Given records »
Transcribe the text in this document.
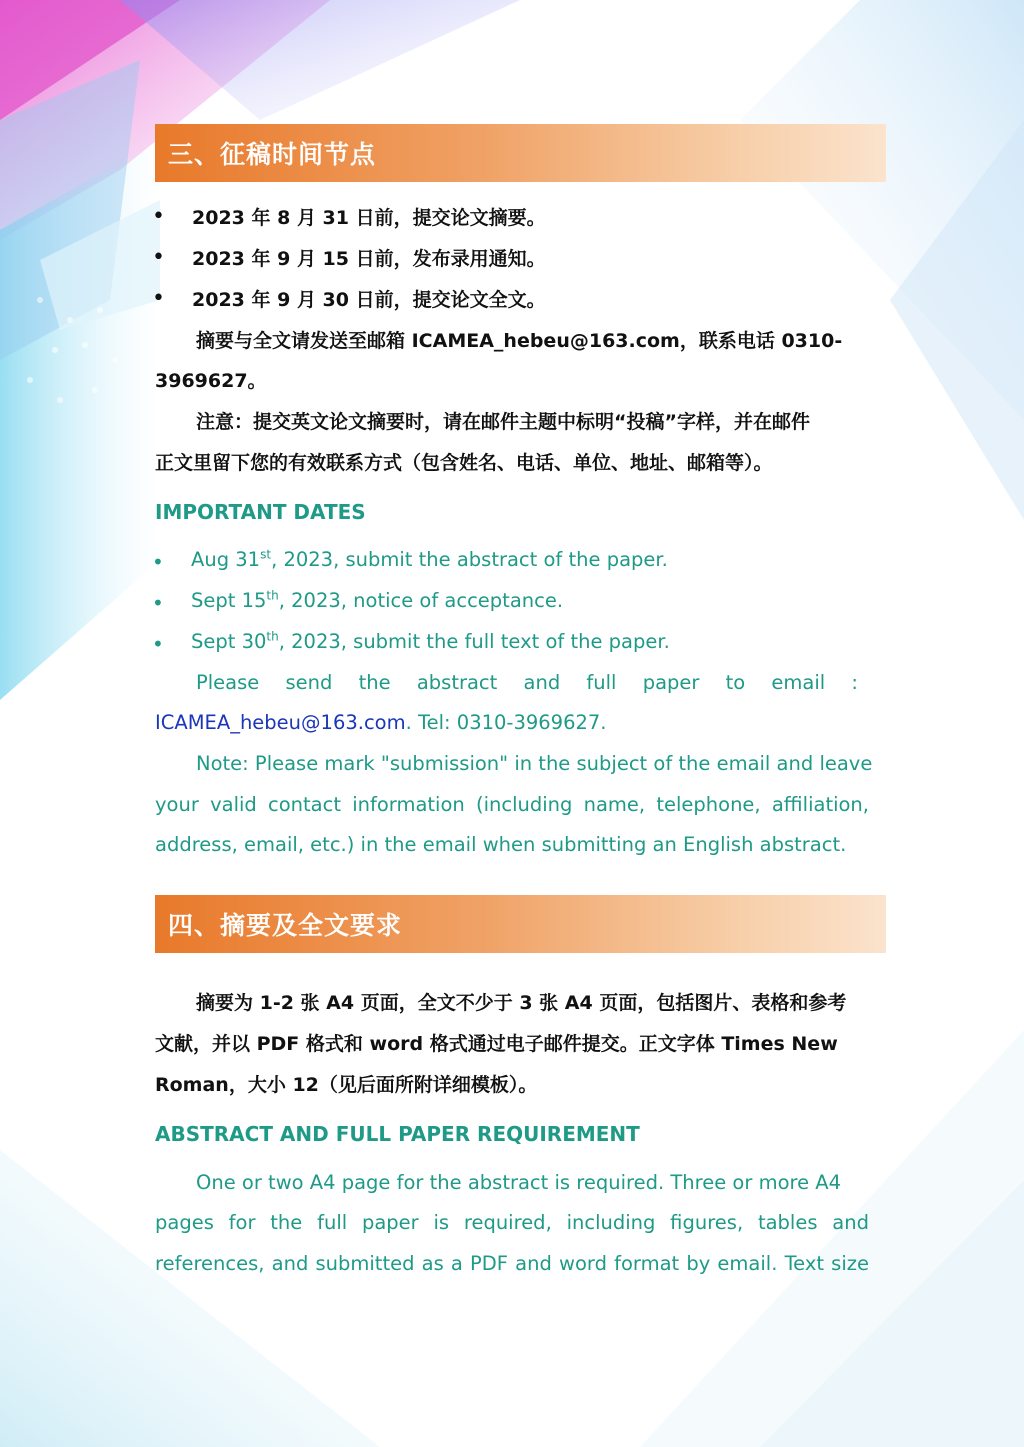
三、征稿时间节点
• 2023 年 8 月 31 日前，提交论文摘要。
• 2023 年 9 月 15 日前，发布录用通知。
• 2023 年 9 月 30 日前，提交论文全文。
摘要与全文请发送至邮箱 ICAMEA_hebeu@163.com，联系电话 0310-
3969627。
注意：提交英文论文摘要时，请在邮件主题中标明“投稿”字样，并在邮件
正文里留下您的有效联系方式（包含姓名、电话、单位、地址、邮箱等）。
IMPORTANT DATES
• Aug 31st, 2023, submit the abstract of the paper.
• Sept 15th, 2023, notice of acceptance.
• Sept 30th, 2023, submit the full text of the paper.
Please send the abstract and full paper to email :
ICAMEA_hebeu@163.com. Tel: 0310-3969627.
Note: Please mark "submission" in the subject of the email and leave
your valid contact information (including name, telephone, affiliation,
address, email, etc.) in the email when submitting an English abstract.
四、摘要及全文要求
摘要为 1-2 张 A4 页面，全文不少于 3 张 A4 页面，包括图片、表格和参考
文献，并以 PDF 格式和 word 格式通过电子邮件提交。正文字体 Times New
Roman，大小 12（见后面所附详细模板）。
ABSTRACT AND FULL PAPER REQUIREMENT
One or two A4 page for the abstract is required. Three or more A4
pages for the full paper is required, including figures, tables and
references, and submitted as a PDF and word format by email. Text size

Requirement »
Make a verbatim copy of all the entries and strip out the pictures.

Answer in full »
Transcribe the text in this document.
三、征稿时间节点
• 2023 年 8 月 31 日前，提交论文摘要。
• 2023 年 9 月 15 日前，发布录用通知。
• 2023 年 9 月 30 日前，提交论文全文。
摘要与全文请发送至邮箱 ICAMEA_hebeu@163.com，联系电话 0310-
3969627。
注意：提交英文论文摘要时，请在邮件主题中标明“投稿”字样，并在邮件
正文里留下您的有效联系方式（包含姓名、电话、单位、地址、邮箱等）。
IMPORTANT DATES
• Aug 31st, 2023, submit the abstract of the paper.
• Sept 15th, 2023, notice of acceptance.
• Sept 30th, 2023, submit the full text of the paper.
Please send the abstract and full paper to email :
ICAMEA_hebeu@163.com. Tel: 0310-3969627.
Note: Please mark "submission" in the subject of the email and leave
your valid contact information (including name, telephone, affiliation,
address, email, etc.) in the email when submitting an English abstract.
四、摘要及全文要求
摘要为 1-2 张 A4 页面，全文不少于 3 张 A4 页面，包括图片、表格和参考
文献，并以 PDF 格式和 word 格式通过电子邮件提交。正文字体 Times New
Roman，大小 12（见后面所附详细模板）。
ABSTRACT AND FULL PAPER REQUIREMENT
One or two A4 page for the abstract is required. Three or more A4
pages for the full paper is required, including figures, tables and
references, and submitted as a PDF and word format by email. Text size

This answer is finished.